:: Task brief ::
Pull out every line in the data that has the string "образовательную" in it.

— Begin Data listing —

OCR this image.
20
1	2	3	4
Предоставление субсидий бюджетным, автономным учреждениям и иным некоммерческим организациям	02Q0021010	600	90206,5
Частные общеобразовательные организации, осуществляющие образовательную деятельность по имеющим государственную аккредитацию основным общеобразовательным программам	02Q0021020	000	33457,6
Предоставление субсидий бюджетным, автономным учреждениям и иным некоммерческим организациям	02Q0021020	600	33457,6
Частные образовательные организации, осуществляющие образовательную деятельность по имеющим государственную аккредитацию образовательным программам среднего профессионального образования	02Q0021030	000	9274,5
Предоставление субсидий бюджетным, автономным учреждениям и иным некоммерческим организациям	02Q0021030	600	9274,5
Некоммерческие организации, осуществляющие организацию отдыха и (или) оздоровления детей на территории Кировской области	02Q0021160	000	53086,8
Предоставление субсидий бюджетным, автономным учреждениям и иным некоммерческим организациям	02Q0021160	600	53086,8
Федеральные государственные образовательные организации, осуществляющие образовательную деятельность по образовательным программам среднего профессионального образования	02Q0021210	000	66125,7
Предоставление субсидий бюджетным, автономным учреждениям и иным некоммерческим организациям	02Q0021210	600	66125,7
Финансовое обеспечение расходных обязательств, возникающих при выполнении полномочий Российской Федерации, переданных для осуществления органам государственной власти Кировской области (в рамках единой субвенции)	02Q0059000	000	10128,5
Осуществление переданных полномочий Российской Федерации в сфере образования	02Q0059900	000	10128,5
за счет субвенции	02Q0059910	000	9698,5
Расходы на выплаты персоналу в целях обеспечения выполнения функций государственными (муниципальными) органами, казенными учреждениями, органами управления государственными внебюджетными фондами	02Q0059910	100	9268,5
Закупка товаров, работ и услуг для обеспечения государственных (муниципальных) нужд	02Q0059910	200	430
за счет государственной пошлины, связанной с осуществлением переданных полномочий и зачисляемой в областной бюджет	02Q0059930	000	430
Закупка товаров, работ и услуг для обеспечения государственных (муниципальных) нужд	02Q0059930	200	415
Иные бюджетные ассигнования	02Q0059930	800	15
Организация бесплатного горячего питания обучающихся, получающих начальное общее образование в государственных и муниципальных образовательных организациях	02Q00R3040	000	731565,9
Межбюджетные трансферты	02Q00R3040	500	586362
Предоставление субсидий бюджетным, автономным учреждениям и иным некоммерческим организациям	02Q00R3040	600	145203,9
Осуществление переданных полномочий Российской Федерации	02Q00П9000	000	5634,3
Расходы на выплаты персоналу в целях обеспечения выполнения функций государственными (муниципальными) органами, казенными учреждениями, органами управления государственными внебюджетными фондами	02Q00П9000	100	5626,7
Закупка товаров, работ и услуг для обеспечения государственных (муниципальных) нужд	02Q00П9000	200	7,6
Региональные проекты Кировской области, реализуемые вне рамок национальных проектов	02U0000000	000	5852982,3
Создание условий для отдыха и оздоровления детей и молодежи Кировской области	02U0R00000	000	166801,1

— End Data listing —

:: Output ::
Частные общеобразовательные организации, осуществляющие образовательную деятельность по имеющим государственную аккредитацию основным общеобразовательным программам	02Q0021020	000	33457,6
Частные образовательные организации, осуществляющие образовательную деятельность по имеющим государственную аккредитацию образовательным программам среднего профессионального образования	02Q0021030	000	9274,5
Федеральные государственные образовательные организации, осуществляющие образовательную деятельность по образовательным программам среднего профессионального образования	02Q0021210	000	66125,7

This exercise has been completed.